====== Dataset excerpts

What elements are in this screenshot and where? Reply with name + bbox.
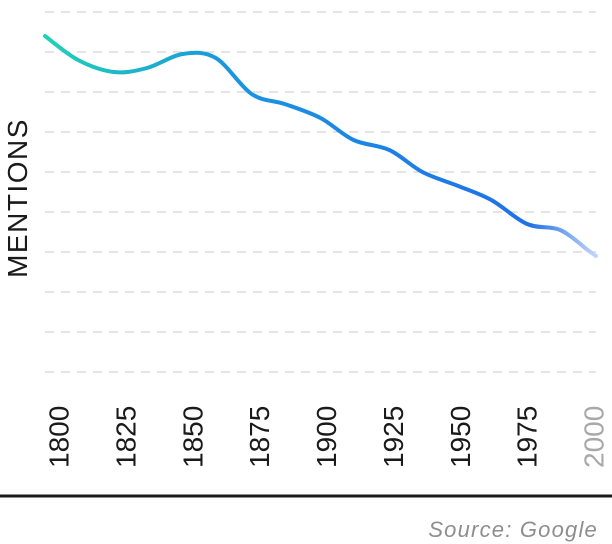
data-point — [43, 34, 47, 38]
data-point — [352, 138, 356, 142]
data-point — [558, 228, 562, 232]
x-tick-label: 1975 — [512, 406, 543, 468]
data-point — [214, 56, 218, 60]
y-axis-label: MENTIONS — [2, 118, 33, 278]
source-note: Source: Google — [428, 517, 598, 542]
mentions-series-line — [43, 34, 598, 258]
data-point — [594, 254, 598, 258]
x-tick-label: 1825 — [110, 406, 141, 468]
data-point — [250, 92, 254, 96]
x-tick-label: 1925 — [378, 406, 409, 468]
data-point — [420, 170, 424, 174]
x-tick-label: 1875 — [244, 406, 275, 468]
x-tick-label: 1800 — [44, 406, 75, 468]
x-tick-label: 1950 — [445, 406, 476, 468]
data-point — [387, 148, 391, 152]
gridlines — [45, 11, 596, 373]
data-point — [319, 116, 323, 120]
data-point — [586, 248, 590, 252]
data-point — [76, 58, 80, 62]
x-tick-label: 2000 — [579, 406, 610, 468]
data-point — [283, 102, 287, 106]
x-axis-tick-labels: 1800 1825 1850 1875 1900 1925 1950 1975 2000 — [44, 406, 610, 468]
data-point — [489, 198, 493, 202]
series-points — [43, 34, 598, 258]
data-point — [112, 70, 116, 74]
x-tick-label: 1850 — [177, 406, 208, 468]
data-point — [525, 222, 529, 226]
data-point — [456, 184, 460, 188]
x-tick-label: 1900 — [311, 406, 342, 468]
data-point — [181, 52, 185, 56]
data-point — [145, 66, 149, 70]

============

Switch "data-point" to "plot-marker" everywhere in the listing above and give the lines again with nothing else changed. Leave the picture out of your answer.

What elements are in this screenshot and where? Reply with name + bbox.
plot-marker — [43, 34, 47, 38]
plot-marker — [352, 138, 356, 142]
plot-marker — [558, 228, 562, 232]
x-tick-label: 1975 — [512, 406, 543, 468]
plot-marker — [214, 56, 218, 60]
y-axis-label: MENTIONS — [2, 118, 33, 278]
source-note: Source: Google — [428, 517, 598, 542]
mentions-series-line — [43, 34, 598, 258]
plot-marker — [594, 254, 598, 258]
x-tick-label: 1825 — [110, 406, 141, 468]
plot-marker — [250, 92, 254, 96]
x-tick-label: 1925 — [378, 406, 409, 468]
plot-marker — [420, 170, 424, 174]
x-tick-label: 1875 — [244, 406, 275, 468]
x-tick-label: 1800 — [44, 406, 75, 468]
x-tick-label: 1950 — [445, 406, 476, 468]
plot-marker — [387, 148, 391, 152]
gridlines — [45, 11, 596, 373]
plot-marker — [319, 116, 323, 120]
plot-marker — [586, 248, 590, 252]
plot-marker — [76, 58, 80, 62]
x-tick-label: 2000 — [579, 406, 610, 468]
plot-marker — [283, 102, 287, 106]
x-axis-tick-labels: 1800 1825 1850 1875 1900 1925 1950 1975 2000 — [44, 406, 610, 468]
plot-marker — [489, 198, 493, 202]
series-points — [43, 34, 598, 258]
plot-marker — [112, 70, 116, 74]
x-tick-label: 1850 — [177, 406, 208, 468]
plot-marker — [525, 222, 529, 226]
plot-marker — [456, 184, 460, 188]
x-tick-label: 1900 — [311, 406, 342, 468]
plot-marker — [181, 52, 185, 56]
plot-marker — [145, 66, 149, 70]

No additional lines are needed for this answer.